■ **To do**
Find the lines of data that contain the string "name", then list them.

■ **Records**
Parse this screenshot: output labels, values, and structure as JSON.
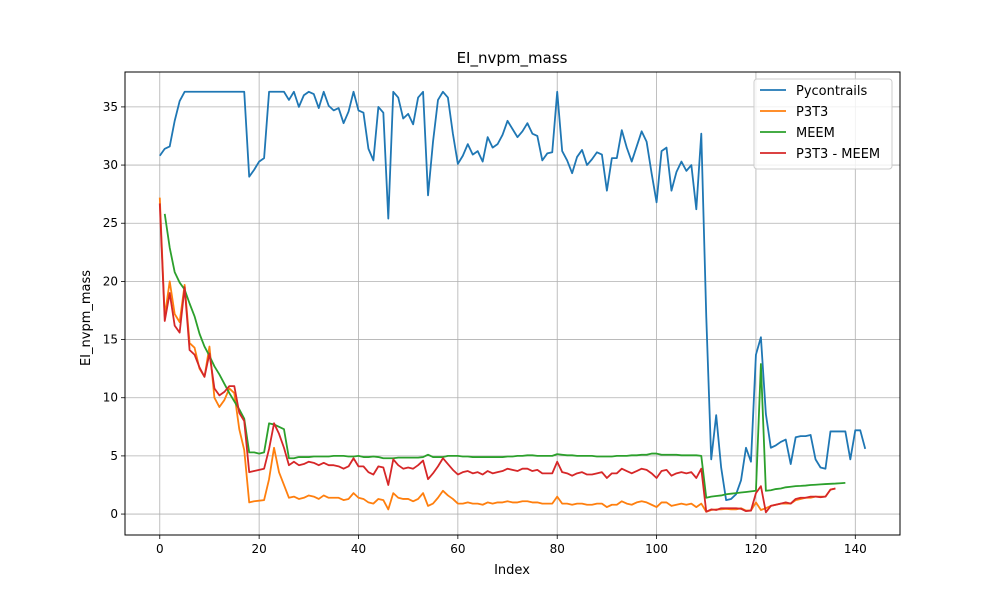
{
  "chart_data": {
    "type": "line",
    "title": "EI_nvpm_mass",
    "xlabel": "Index",
    "ylabel": "EI_nvpm_mass",
    "xlim": [
      -7,
      149
    ],
    "ylim": [
      -1.8,
      38.0
    ],
    "xticks": [
      0,
      20,
      40,
      60,
      80,
      100,
      120,
      140
    ],
    "yticks": [
      0,
      5,
      10,
      15,
      20,
      25,
      30,
      35
    ],
    "grid": true,
    "legend_position": "top-right",
    "series": [
      {
        "name": "Pycontrails",
        "color": "#1f77b4",
        "x_start": 0,
        "values": [
          30.8,
          31.4,
          31.6,
          33.8,
          35.5,
          36.3,
          36.3,
          36.3,
          36.3,
          36.3,
          36.3,
          36.3,
          36.3,
          36.3,
          36.3,
          36.3,
          36.3,
          36.3,
          29.0,
          29.6,
          30.3,
          30.6,
          36.3,
          36.3,
          36.3,
          36.3,
          35.6,
          36.3,
          35.0,
          36.0,
          36.3,
          36.1,
          34.9,
          36.3,
          35.1,
          34.7,
          34.9,
          33.6,
          34.6,
          36.3,
          34.7,
          34.5,
          31.4,
          30.4,
          35.0,
          34.5,
          25.4,
          36.3,
          35.8,
          34.0,
          34.4,
          33.5,
          35.8,
          36.3,
          27.4,
          32.0,
          35.6,
          36.3,
          35.8,
          32.7,
          30.1,
          30.8,
          31.8,
          30.9,
          31.2,
          30.3,
          32.4,
          31.5,
          31.8,
          32.6,
          33.8,
          33.1,
          32.4,
          32.9,
          33.6,
          32.7,
          32.5,
          30.4,
          31.0,
          31.1,
          36.3,
          31.2,
          30.4,
          29.3,
          30.7,
          31.3,
          30.0,
          30.5,
          31.1,
          30.9,
          27.8,
          30.6,
          30.6,
          33.0,
          31.5,
          30.3,
          31.6,
          32.9,
          32.0,
          29.3,
          26.8,
          31.2,
          31.5,
          27.8,
          29.4,
          30.3,
          29.5,
          30.0,
          26.2,
          32.7,
          17.0,
          4.7,
          8.5,
          4.0,
          1.2,
          1.3,
          1.7,
          2.9,
          5.7,
          4.5,
          13.7,
          15.2,
          8.6,
          5.7,
          5.9,
          6.2,
          6.4,
          4.3,
          6.6,
          6.7,
          6.7,
          6.8,
          4.7,
          4.0,
          3.9,
          7.1,
          7.1,
          7.1,
          7.1,
          4.7,
          7.2,
          7.2,
          5.6
        ]
      },
      {
        "name": "P3T3",
        "color": "#ff7f0e",
        "x_start": 0,
        "values": [
          27.2,
          17.0,
          20.0,
          17.2,
          16.5,
          19.7,
          14.7,
          14.3,
          12.5,
          11.8,
          14.4,
          10.0,
          9.2,
          9.8,
          10.8,
          10.4,
          7.3,
          5.5,
          1.0,
          1.1,
          1.15,
          1.2,
          3.0,
          5.7,
          3.6,
          2.5,
          1.4,
          1.5,
          1.3,
          1.4,
          1.6,
          1.5,
          1.3,
          1.6,
          1.4,
          1.4,
          1.4,
          1.2,
          1.3,
          1.8,
          1.4,
          1.3,
          1.0,
          0.9,
          1.3,
          1.2,
          0.4,
          1.8,
          1.4,
          1.3,
          1.3,
          1.1,
          1.3,
          1.8,
          0.7,
          0.9,
          1.4,
          2.0,
          1.6,
          1.3,
          0.9,
          0.9,
          1.0,
          0.9,
          0.9,
          0.8,
          1.0,
          0.9,
          1.0,
          1.0,
          1.1,
          1.0,
          1.0,
          1.1,
          1.1,
          1.0,
          1.0,
          0.9,
          0.9,
          0.9,
          1.5,
          0.9,
          0.9,
          0.8,
          0.9,
          0.9,
          0.8,
          0.8,
          0.9,
          0.9,
          0.6,
          0.8,
          0.8,
          1.1,
          0.9,
          0.8,
          1.0,
          1.1,
          1.0,
          0.8,
          0.6,
          1.0,
          1.0,
          0.7,
          0.8,
          0.9,
          0.8,
          0.9,
          0.6,
          0.9,
          0.2,
          0.35,
          0.4,
          0.4,
          0.45,
          0.4,
          0.4,
          0.5,
          0.3,
          0.3,
          1.0,
          0.35,
          0.5,
          0.7,
          0.8,
          0.9,
          0.9,
          0.9,
          1.2,
          1.3,
          1.4,
          1.4,
          1.5,
          1.5,
          1.5,
          2.1,
          2.2
        ]
      },
      {
        "name": "MEEM",
        "color": "#2ca02c",
        "x_start": 1,
        "values": [
          25.8,
          22.9,
          20.8,
          19.9,
          19.3,
          18.1,
          17.0,
          15.5,
          14.4,
          13.6,
          12.7,
          12.0,
          11.2,
          10.4,
          9.7,
          9.0,
          8.2,
          5.3,
          5.3,
          5.2,
          5.3,
          7.8,
          7.7,
          7.5,
          7.3,
          4.8,
          4.8,
          4.9,
          4.9,
          4.9,
          4.95,
          4.95,
          4.95,
          4.95,
          5.0,
          5.0,
          5.0,
          4.95,
          4.95,
          5.0,
          4.9,
          4.9,
          4.95,
          4.9,
          4.8,
          4.8,
          4.8,
          4.85,
          4.85,
          4.85,
          4.85,
          4.85,
          4.9,
          5.1,
          4.9,
          4.9,
          4.9,
          5.0,
          5.0,
          5.0,
          4.95,
          4.95,
          4.9,
          4.9,
          4.9,
          4.9,
          4.9,
          4.9,
          4.9,
          4.95,
          4.95,
          5.0,
          5.0,
          5.05,
          5.05,
          5.0,
          5.0,
          5.0,
          5.0,
          5.15,
          5.1,
          5.05,
          5.05,
          5.0,
          5.0,
          5.0,
          5.0,
          4.95,
          4.95,
          4.95,
          4.95,
          5.0,
          5.0,
          5.0,
          5.05,
          5.05,
          5.1,
          5.1,
          5.2,
          5.2,
          5.1,
          5.1,
          5.1,
          5.1,
          5.05,
          5.05,
          5.05,
          5.05,
          5.0,
          1.4,
          1.5,
          1.55,
          1.6,
          1.7,
          1.75,
          1.8,
          1.85,
          1.9,
          1.95,
          2.0,
          12.9,
          2.0,
          2.05,
          2.15,
          2.2,
          2.3,
          2.35,
          2.4,
          2.42,
          2.45,
          2.5,
          2.52,
          2.55,
          2.58,
          2.6,
          2.62,
          2.65,
          2.68
        ]
      },
      {
        "name": "P3T3 - MEEM",
        "color": "#d62728",
        "x_start": 0,
        "values": [
          26.7,
          16.6,
          19.0,
          16.2,
          15.6,
          19.5,
          14.1,
          13.7,
          12.6,
          11.8,
          13.8,
          10.8,
          10.2,
          10.5,
          11.0,
          11.0,
          8.7,
          8.0,
          3.6,
          3.7,
          3.8,
          3.9,
          5.6,
          7.8,
          6.9,
          5.7,
          4.2,
          4.5,
          4.2,
          4.3,
          4.5,
          4.4,
          4.2,
          4.4,
          4.2,
          4.2,
          4.1,
          3.9,
          4.1,
          4.8,
          4.1,
          4.1,
          3.6,
          3.4,
          4.1,
          4.0,
          2.5,
          4.7,
          4.2,
          3.9,
          4.0,
          3.9,
          4.2,
          4.6,
          3.0,
          3.5,
          4.1,
          4.8,
          4.3,
          3.8,
          3.4,
          3.6,
          3.7,
          3.5,
          3.6,
          3.4,
          3.7,
          3.5,
          3.6,
          3.7,
          3.9,
          3.8,
          3.7,
          3.9,
          3.9,
          3.7,
          3.8,
          3.5,
          3.5,
          3.5,
          4.5,
          3.6,
          3.5,
          3.3,
          3.5,
          3.6,
          3.4,
          3.4,
          3.5,
          3.6,
          3.1,
          3.5,
          3.5,
          3.9,
          3.7,
          3.5,
          3.7,
          3.9,
          3.8,
          3.5,
          3.1,
          3.7,
          3.8,
          3.3,
          3.5,
          3.6,
          3.5,
          3.6,
          3.1,
          3.9,
          0.2,
          0.4,
          0.35,
          0.5,
          0.5,
          0.5,
          0.5,
          0.45,
          0.25,
          0.3,
          1.8,
          2.4,
          0.15,
          0.7,
          0.8,
          0.9,
          1.0,
          0.9,
          1.3,
          1.4,
          1.4,
          1.5,
          1.5,
          1.45,
          1.5,
          2.1,
          2.2
        ]
      }
    ]
  }
}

■ **Right answer**
        "name": "Pycontrails",
        "name": "P3T3",
        "name": "MEEM",
        "name": "P3T3 - MEEM",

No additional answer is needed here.